▸ Exercise objective: Every record that follows should be printed verbatim.

▸ Stored data:
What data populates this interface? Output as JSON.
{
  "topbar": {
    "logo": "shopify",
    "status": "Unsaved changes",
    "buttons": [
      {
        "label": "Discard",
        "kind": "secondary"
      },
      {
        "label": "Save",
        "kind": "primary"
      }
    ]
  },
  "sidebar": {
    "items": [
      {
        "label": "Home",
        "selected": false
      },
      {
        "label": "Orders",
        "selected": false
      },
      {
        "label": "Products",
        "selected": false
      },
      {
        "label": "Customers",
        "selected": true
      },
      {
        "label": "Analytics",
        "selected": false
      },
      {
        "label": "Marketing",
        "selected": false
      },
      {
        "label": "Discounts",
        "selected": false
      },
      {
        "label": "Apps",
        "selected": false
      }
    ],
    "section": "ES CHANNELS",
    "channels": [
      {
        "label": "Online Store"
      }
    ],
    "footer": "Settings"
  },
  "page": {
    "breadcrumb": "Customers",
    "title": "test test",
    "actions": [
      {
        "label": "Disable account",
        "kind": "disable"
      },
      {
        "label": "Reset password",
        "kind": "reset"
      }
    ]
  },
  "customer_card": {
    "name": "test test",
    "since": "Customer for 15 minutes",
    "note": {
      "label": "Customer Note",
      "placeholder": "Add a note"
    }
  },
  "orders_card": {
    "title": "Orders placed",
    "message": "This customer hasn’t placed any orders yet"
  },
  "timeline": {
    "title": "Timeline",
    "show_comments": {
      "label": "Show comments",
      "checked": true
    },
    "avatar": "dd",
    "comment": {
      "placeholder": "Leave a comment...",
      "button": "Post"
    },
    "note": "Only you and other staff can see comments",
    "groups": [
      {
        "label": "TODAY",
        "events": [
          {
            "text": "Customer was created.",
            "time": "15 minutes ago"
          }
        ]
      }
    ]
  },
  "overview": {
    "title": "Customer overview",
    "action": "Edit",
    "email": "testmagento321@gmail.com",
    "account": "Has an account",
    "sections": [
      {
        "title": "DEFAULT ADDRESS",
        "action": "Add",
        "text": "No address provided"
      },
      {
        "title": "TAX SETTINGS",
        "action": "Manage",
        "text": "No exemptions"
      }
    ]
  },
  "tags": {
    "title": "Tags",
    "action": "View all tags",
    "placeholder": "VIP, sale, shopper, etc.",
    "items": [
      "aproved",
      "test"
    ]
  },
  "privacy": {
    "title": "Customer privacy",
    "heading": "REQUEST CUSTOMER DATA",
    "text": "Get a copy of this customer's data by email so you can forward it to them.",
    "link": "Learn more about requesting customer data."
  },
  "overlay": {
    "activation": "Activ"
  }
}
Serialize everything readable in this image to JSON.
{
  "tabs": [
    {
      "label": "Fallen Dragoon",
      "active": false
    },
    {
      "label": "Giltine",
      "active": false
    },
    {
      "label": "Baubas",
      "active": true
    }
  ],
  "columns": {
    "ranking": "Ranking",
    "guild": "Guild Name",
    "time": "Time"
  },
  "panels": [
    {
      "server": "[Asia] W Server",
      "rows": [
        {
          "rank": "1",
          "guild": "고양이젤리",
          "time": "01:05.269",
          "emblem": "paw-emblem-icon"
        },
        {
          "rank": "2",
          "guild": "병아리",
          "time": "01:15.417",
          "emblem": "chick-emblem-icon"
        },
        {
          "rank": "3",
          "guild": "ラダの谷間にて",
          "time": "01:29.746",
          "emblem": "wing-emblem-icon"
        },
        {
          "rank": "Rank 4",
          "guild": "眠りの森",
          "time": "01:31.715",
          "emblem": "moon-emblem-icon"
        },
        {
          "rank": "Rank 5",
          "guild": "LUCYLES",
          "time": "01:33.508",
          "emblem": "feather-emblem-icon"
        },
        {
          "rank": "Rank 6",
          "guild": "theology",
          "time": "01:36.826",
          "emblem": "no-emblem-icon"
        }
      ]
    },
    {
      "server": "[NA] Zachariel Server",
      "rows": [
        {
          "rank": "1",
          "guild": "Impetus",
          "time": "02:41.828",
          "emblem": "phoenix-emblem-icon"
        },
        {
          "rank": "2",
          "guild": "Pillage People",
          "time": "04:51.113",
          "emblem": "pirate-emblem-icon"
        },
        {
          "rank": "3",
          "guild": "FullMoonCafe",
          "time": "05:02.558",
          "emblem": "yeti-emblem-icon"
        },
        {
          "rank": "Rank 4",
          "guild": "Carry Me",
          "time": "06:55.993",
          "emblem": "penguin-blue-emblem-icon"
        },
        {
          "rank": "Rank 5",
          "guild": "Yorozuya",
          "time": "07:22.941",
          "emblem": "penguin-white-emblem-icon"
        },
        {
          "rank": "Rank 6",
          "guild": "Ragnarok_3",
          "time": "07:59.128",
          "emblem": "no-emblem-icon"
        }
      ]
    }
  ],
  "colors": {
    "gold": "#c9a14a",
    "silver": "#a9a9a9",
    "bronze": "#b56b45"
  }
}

▸ Full response:
What data populates this interface? Output as JSON.
{
  "topbar": {
    "logo": "shopify",
    "status": "Unsaved changes",
    "buttons": [
      {
        "label": "Discard",
        "kind": "secondary"
      },
      {
        "label": "Save",
        "kind": "primary"
      }
    ]
  },
  "sidebar": {
    "items": [
      {
        "label": "Home",
        "selected": false
      },
      {
        "label": "Orders",
        "selected": false
      },
      {
        "label": "Products",
        "selected": false
      },
      {
        "label": "Customers",
        "selected": true
      },
      {
        "label": "Analytics",
        "selected": false
      },
      {
        "label": "Marketing",
        "selected": false
      },
      {
        "label": "Discounts",
        "selected": false
      },
      {
        "label": "Apps",
        "selected": false
      }
    ],
    "section": "ES CHANNELS",
    "channels": [
      {
        "label": "Online Store"
      }
    ],
    "footer": "Settings"
  },
  "page": {
    "breadcrumb": "Customers",
    "title": "test test",
    "actions": [
      {
        "label": "Disable account",
        "kind": "disable"
      },
      {
        "label": "Reset password",
        "kind": "reset"
      }
    ]
  },
  "customer_card": {
    "name": "test test",
    "since": "Customer for 15 minutes",
    "note": {
      "label": "Customer Note",
      "placeholder": "Add a note"
    }
  },
  "orders_card": {
    "title": "Orders placed",
    "message": "This customer hasn’t placed any orders yet"
  },
  "timeline": {
    "title": "Timeline",
    "show_comments": {
      "label": "Show comments",
      "checked": true
    },
    "avatar": "dd",
    "comment": {
      "placeholder": "Leave a comment...",
      "button": "Post"
    },
    "note": "Only you and other staff can see comments",
    "groups": [
      {
        "label": "TODAY",
        "events": [
          {
            "text": "Customer was created.",
            "time": "15 minutes ago"
          }
        ]
      }
    ]
  },
  "overview": {
    "title": "Customer overview",
    "action": "Edit",
    "email": "testmagento321@gmail.com",
    "account": "Has an account",
    "sections": [
      {
        "title": "DEFAULT ADDRESS",
        "action": "Add",
        "text": "No address provided"
      },
      {
        "title": "TAX SETTINGS",
        "action": "Manage",
        "text": "No exemptions"
      }
    ]
  },
  "tags": {
    "title": "Tags",
    "action": "View all tags",
    "placeholder": "VIP, sale, shopper, etc.",
    "items": [
      "aproved",
      "test"
    ]
  },
  "privacy": {
    "title": "Customer privacy",
    "heading": "REQUEST CUSTOMER DATA",
    "text": "Get a copy of this customer's data by email so you can forward it to them.",
    "link": "Learn more about requesting customer data."
  },
  "overlay": {
    "activation": "Activ"
  }
}
Serialize everything readable in this image to JSON.
{
  "tabs": [
    {
      "label": "Fallen Dragoon",
      "active": false
    },
    {
      "label": "Giltine",
      "active": false
    },
    {
      "label": "Baubas",
      "active": true
    }
  ],
  "columns": {
    "ranking": "Ranking",
    "guild": "Guild Name",
    "time": "Time"
  },
  "panels": [
    {
      "server": "[Asia] W Server",
      "rows": [
        {
          "rank": "1",
          "guild": "고양이젤리",
          "time": "01:05.269",
          "emblem": "paw-emblem-icon"
        },
        {
          "rank": "2",
          "guild": "병아리",
          "time": "01:15.417",
          "emblem": "chick-emblem-icon"
        },
        {
          "rank": "3",
          "guild": "ラダの谷間にて",
          "time": "01:29.746",
          "emblem": "wing-emblem-icon"
        },
        {
          "rank": "Rank 4",
          "guild": "眠りの森",
          "time": "01:31.715",
          "emblem": "moon-emblem-icon"
        },
        {
          "rank": "Rank 5",
          "guild": "LUCYLES",
          "time": "01:33.508",
          "emblem": "feather-emblem-icon"
        },
        {
          "rank": "Rank 6",
          "guild": "theology",
          "time": "01:36.826",
          "emblem": "no-emblem-icon"
        }
      ]
    },
    {
      "server": "[NA] Zachariel Server",
      "rows": [
        {
          "rank": "1",
          "guild": "Impetus",
          "time": "02:41.828",
          "emblem": "phoenix-emblem-icon"
        },
        {
          "rank": "2",
          "guild": "Pillage People",
          "time": "04:51.113",
          "emblem": "pirate-emblem-icon"
        },
        {
          "rank": "3",
          "guild": "FullMoonCafe",
          "time": "05:02.558",
          "emblem": "yeti-emblem-icon"
        },
        {
          "rank": "Rank 4",
          "guild": "Carry Me",
          "time": "06:55.993",
          "emblem": "penguin-blue-emblem-icon"
        },
        {
          "rank": "Rank 5",
          "guild": "Yorozuya",
          "time": "07:22.941",
          "emblem": "penguin-white-emblem-icon"
        },
        {
          "rank": "Rank 6",
          "guild": "Ragnarok_3",
          "time": "07:59.128",
          "emblem": "no-emblem-icon"
        }
      ]
    }
  ],
  "colors": {
    "gold": "#c9a14a",
    "silver": "#a9a9a9",
    "bronze": "#b56b45"
  }
}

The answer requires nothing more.